[Rows from a dataset]
..............................

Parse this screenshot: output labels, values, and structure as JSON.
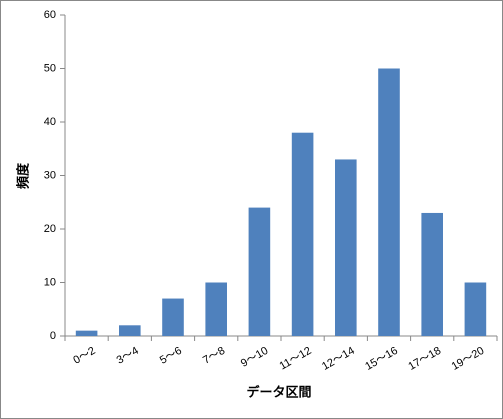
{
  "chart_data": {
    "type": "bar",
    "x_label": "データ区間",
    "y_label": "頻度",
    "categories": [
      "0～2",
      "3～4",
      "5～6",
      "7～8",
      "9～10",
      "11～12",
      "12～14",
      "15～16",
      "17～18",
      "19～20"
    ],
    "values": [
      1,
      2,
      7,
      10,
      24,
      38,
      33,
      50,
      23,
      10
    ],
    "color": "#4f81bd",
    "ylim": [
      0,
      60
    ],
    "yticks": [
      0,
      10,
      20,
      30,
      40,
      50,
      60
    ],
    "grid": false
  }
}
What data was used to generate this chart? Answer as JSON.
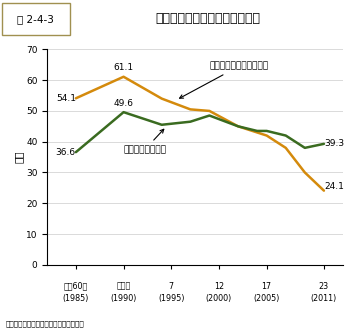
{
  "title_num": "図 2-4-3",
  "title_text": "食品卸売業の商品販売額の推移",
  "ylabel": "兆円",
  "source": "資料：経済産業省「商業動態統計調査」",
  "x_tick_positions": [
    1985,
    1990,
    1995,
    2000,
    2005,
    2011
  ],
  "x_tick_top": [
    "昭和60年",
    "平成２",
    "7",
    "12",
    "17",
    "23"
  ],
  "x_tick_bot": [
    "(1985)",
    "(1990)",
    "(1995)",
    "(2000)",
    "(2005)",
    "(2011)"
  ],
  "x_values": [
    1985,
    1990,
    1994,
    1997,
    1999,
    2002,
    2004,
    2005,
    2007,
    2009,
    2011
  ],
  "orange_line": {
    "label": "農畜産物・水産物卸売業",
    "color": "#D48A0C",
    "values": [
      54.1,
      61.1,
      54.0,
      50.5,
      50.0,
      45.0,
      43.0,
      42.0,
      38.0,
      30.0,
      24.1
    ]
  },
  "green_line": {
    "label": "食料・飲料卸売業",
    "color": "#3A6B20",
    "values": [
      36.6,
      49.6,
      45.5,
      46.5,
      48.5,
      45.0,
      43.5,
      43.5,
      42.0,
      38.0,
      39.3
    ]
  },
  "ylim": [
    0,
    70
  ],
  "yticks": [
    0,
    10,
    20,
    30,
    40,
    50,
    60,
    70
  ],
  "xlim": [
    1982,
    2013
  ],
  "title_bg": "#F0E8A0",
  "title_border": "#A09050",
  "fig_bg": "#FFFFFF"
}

..............................

INSTRUCTION:
Out of the preceding entries, pull every line containing the string "JSON".

TASK ANSWER:
Parse this screenshot: output labels, values, and structure as JSON.
What data was used to generate this chart? Answer as JSON.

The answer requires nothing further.